§ **WORK TO COMPLETE**
Below are some records. How many of their lines contain the string "curve"? Give the number only.

Extracted data entries:
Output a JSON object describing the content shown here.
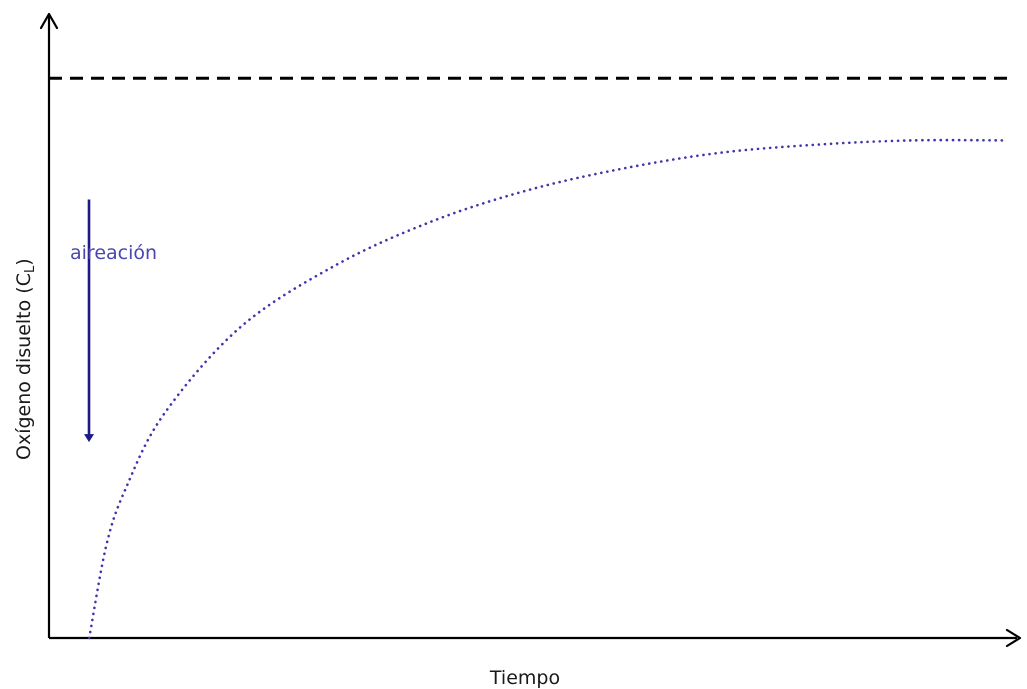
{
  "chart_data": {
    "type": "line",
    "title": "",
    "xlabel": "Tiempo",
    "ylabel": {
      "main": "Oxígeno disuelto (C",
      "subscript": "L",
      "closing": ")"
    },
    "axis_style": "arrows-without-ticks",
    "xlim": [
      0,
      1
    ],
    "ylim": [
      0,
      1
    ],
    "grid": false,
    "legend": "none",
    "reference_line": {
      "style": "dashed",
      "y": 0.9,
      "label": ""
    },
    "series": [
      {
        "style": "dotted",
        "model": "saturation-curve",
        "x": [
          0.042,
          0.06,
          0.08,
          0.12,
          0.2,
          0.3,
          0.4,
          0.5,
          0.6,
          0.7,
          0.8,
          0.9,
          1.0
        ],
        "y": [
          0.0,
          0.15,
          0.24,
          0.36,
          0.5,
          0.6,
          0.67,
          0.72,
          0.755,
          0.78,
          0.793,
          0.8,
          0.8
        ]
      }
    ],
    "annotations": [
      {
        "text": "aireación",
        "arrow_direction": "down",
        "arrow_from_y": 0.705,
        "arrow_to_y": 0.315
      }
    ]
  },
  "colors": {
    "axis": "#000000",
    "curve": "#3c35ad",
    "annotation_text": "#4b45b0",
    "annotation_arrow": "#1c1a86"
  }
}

§ **FULL OUTPUT**
2